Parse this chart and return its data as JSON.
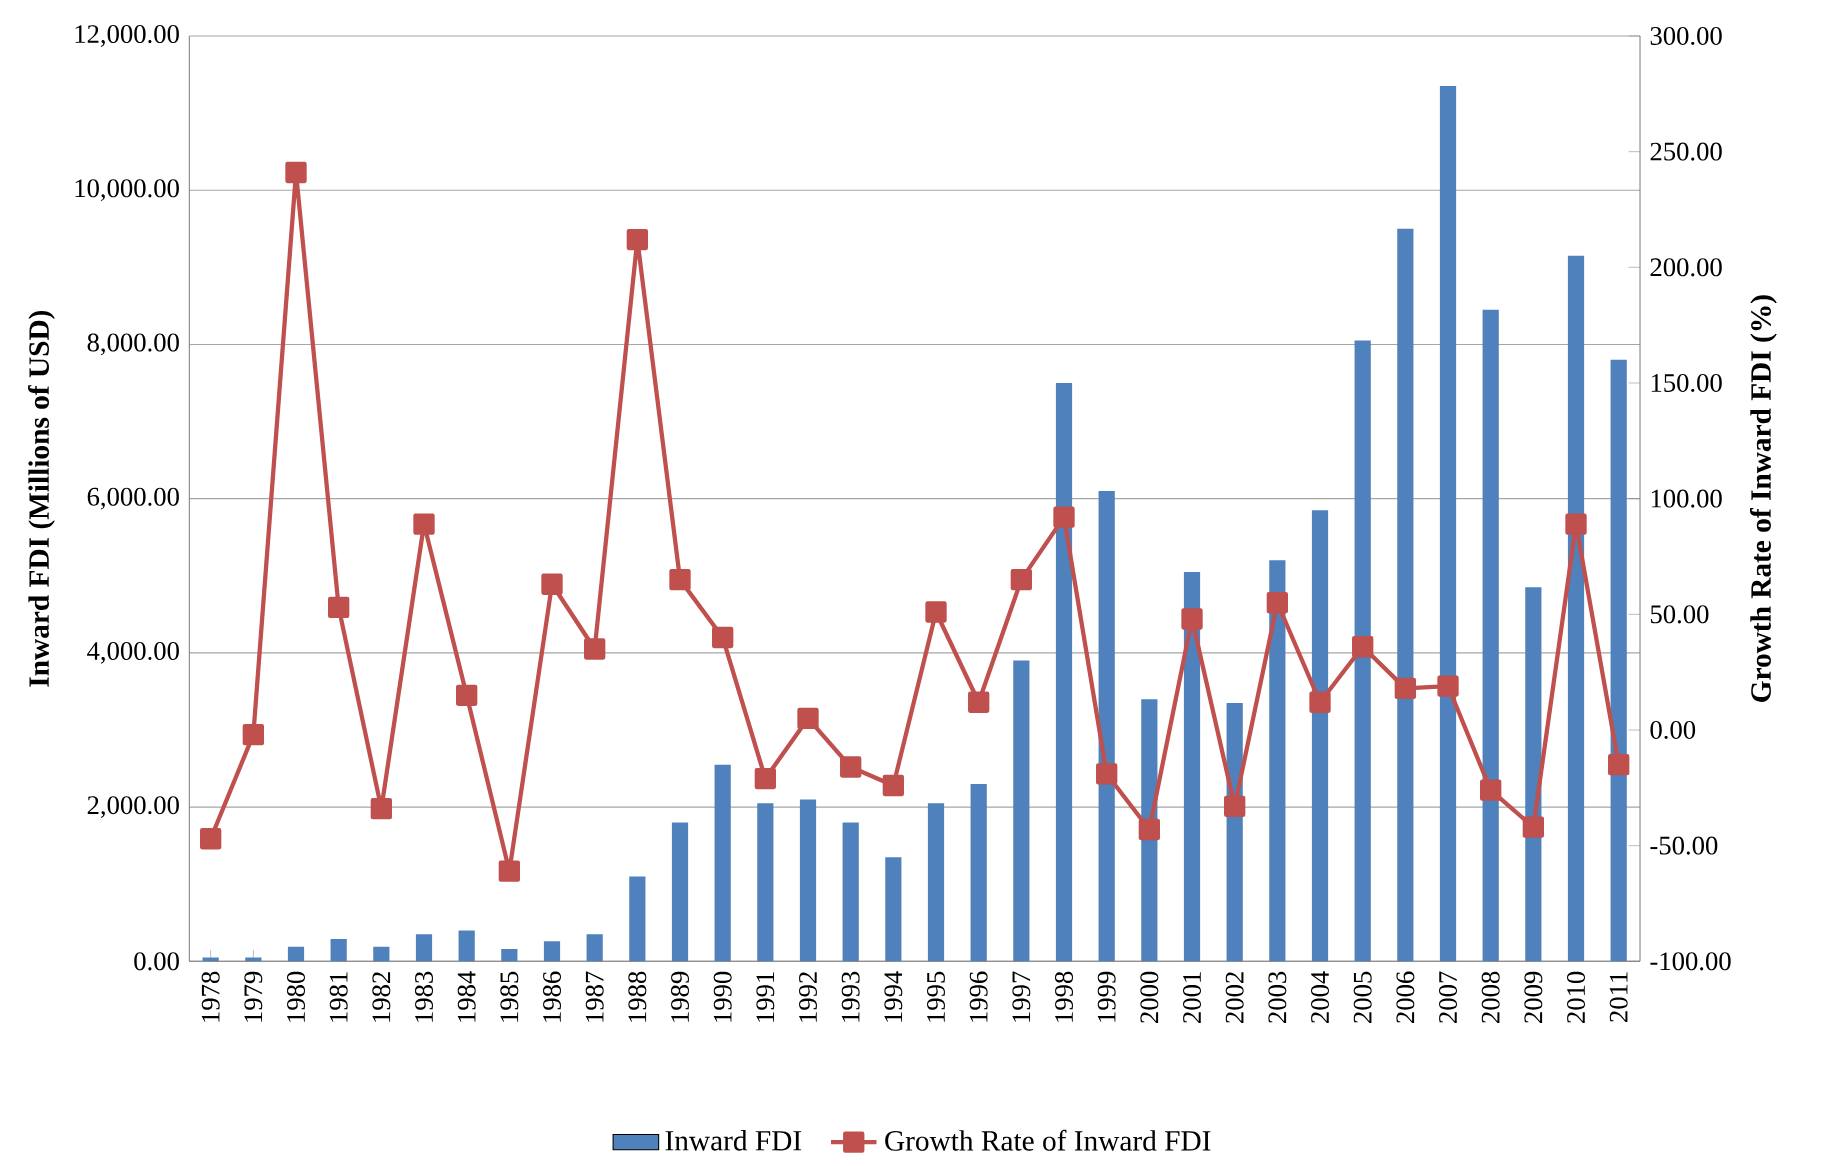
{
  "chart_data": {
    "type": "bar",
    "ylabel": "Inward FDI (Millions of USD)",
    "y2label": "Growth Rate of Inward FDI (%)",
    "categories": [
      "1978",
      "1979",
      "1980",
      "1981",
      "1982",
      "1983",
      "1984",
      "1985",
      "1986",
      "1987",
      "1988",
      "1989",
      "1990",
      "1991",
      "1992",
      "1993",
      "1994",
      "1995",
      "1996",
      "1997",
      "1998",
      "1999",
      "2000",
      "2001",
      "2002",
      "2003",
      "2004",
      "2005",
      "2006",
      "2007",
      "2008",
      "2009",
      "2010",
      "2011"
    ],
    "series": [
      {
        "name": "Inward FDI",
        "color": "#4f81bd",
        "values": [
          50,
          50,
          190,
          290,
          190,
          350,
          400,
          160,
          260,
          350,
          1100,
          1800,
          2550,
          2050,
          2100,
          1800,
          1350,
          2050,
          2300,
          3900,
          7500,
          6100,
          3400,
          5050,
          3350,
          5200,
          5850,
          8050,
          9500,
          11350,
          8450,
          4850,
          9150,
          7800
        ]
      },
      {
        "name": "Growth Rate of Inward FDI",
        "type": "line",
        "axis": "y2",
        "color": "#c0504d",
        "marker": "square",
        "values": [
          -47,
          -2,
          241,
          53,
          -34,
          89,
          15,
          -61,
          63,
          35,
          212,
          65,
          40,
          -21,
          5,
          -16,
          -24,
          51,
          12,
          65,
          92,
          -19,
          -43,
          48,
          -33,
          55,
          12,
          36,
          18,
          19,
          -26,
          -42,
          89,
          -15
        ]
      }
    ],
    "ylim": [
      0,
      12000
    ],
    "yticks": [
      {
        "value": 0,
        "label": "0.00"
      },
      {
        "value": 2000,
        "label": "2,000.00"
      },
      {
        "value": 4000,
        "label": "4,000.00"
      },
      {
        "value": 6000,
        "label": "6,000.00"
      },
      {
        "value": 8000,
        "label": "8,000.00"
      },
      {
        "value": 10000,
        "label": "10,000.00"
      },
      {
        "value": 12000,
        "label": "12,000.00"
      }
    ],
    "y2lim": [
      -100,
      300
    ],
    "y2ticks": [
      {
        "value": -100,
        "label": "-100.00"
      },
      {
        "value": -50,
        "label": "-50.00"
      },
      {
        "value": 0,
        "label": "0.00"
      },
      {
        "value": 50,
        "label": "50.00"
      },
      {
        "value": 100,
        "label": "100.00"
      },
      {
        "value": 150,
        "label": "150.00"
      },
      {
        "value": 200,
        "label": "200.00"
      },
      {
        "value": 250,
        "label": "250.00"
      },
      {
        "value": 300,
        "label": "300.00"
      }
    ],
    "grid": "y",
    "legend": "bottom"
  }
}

• • •

Set task:
Return all lines containing "name".

Written answer:
        "name": "Inward FDI",
        "name": "Growth Rate of Inward FDI",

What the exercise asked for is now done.